▶ Instructions to follow: Find the number of lines in these records where the word "profits" appears. Reply with that number and nothing more.
══════
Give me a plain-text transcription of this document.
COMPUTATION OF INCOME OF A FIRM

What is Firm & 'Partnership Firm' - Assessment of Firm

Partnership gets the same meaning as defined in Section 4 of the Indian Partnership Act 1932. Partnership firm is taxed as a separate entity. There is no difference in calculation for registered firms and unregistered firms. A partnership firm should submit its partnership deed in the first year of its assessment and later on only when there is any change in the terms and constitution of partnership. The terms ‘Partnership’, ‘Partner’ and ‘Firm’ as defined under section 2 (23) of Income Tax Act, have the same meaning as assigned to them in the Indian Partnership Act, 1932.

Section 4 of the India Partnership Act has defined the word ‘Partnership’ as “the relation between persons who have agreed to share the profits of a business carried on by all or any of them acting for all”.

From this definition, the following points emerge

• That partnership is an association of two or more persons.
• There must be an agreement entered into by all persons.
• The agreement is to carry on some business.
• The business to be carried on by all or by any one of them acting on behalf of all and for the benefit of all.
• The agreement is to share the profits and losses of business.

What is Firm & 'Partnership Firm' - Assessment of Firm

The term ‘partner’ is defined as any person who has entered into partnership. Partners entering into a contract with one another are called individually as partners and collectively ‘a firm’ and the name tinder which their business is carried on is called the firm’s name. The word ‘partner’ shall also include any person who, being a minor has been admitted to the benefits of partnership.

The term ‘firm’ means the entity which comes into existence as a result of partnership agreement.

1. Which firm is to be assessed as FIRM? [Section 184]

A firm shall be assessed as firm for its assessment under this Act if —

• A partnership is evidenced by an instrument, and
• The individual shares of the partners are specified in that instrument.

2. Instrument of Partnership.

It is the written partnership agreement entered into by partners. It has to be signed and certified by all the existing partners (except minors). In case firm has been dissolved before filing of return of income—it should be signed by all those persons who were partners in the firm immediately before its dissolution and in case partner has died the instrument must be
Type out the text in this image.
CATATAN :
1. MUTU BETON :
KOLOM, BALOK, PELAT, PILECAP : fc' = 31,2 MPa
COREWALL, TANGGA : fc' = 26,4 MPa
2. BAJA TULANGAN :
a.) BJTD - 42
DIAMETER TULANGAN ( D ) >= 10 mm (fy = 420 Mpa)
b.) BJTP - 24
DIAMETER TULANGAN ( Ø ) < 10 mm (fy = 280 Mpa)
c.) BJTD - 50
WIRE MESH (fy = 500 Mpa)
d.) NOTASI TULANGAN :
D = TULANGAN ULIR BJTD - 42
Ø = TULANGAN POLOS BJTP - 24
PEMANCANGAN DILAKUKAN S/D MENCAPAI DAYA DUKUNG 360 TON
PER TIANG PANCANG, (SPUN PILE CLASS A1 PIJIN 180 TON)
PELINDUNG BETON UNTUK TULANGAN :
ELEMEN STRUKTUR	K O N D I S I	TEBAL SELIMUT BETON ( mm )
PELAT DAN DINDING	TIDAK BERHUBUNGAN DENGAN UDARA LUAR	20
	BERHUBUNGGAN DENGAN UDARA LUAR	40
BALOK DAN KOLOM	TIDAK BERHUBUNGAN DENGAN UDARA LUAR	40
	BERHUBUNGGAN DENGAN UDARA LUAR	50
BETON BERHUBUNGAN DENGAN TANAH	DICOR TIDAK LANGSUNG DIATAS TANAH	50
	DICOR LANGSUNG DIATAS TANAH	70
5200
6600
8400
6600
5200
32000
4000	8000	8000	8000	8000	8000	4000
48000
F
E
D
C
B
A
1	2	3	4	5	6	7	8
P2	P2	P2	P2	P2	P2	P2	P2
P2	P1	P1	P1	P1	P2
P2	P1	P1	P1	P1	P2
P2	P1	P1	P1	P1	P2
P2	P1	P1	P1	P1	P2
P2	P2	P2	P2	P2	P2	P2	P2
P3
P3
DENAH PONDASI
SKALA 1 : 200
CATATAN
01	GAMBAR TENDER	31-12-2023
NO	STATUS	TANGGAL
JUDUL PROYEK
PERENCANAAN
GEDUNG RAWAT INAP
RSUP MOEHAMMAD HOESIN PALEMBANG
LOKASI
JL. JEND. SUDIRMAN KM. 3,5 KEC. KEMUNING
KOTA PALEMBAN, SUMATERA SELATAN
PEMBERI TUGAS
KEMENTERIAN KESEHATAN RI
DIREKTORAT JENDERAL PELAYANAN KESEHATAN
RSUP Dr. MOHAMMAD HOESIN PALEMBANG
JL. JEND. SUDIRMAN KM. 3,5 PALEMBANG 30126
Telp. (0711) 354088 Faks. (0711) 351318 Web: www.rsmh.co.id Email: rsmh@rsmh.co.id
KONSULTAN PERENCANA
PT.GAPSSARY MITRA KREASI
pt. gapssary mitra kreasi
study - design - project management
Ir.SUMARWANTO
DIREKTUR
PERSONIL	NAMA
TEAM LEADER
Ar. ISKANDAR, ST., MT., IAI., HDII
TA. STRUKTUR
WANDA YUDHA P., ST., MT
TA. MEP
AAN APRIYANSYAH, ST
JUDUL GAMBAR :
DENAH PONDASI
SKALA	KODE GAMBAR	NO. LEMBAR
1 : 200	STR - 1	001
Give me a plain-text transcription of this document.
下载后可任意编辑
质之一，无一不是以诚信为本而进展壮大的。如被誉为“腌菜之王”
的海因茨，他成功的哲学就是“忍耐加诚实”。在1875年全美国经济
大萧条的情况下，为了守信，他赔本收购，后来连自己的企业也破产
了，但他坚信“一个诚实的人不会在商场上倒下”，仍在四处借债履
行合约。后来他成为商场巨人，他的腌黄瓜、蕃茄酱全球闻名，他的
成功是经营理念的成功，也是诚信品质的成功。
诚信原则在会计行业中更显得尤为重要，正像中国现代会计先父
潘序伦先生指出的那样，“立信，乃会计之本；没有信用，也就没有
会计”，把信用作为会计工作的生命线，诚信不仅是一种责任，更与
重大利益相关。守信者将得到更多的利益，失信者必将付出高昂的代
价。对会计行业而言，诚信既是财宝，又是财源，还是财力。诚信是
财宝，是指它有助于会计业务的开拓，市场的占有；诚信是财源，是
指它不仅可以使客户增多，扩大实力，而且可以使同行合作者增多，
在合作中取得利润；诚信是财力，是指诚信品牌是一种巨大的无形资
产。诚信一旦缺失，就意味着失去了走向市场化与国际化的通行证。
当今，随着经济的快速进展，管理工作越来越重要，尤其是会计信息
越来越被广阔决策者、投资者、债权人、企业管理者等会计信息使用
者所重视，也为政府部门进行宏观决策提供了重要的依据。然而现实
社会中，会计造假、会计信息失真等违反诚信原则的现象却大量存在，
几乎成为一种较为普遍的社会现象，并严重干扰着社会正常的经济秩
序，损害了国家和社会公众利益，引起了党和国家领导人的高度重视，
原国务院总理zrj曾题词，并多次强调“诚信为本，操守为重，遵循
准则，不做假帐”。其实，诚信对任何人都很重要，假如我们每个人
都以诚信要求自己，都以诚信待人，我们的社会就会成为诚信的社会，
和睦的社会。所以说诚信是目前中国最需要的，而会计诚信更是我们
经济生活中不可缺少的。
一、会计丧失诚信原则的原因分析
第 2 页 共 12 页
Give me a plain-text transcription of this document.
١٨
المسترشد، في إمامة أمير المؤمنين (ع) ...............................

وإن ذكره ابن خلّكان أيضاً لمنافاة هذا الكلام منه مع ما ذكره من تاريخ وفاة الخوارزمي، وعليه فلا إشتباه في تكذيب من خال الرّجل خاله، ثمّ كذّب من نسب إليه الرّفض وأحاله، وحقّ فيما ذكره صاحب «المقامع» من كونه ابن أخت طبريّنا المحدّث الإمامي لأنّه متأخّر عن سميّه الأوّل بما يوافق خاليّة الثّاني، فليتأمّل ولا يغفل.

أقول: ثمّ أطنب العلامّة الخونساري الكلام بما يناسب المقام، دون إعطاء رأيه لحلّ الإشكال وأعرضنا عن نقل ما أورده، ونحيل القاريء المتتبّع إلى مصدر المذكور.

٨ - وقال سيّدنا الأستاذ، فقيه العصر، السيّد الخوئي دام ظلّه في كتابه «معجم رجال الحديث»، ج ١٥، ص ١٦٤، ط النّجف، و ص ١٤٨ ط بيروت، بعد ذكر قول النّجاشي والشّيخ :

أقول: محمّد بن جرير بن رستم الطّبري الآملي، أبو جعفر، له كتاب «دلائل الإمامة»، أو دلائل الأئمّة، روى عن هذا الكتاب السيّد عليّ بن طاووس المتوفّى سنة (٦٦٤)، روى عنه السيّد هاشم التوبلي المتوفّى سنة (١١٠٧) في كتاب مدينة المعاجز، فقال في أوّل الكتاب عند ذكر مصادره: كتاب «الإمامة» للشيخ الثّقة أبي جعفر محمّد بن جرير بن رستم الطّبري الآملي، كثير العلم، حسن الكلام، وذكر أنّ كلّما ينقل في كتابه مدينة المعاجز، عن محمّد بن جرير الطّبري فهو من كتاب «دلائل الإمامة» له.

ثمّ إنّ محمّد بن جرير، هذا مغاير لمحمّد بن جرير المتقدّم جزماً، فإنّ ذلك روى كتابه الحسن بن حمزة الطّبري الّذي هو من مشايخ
══════
▶ The result: 2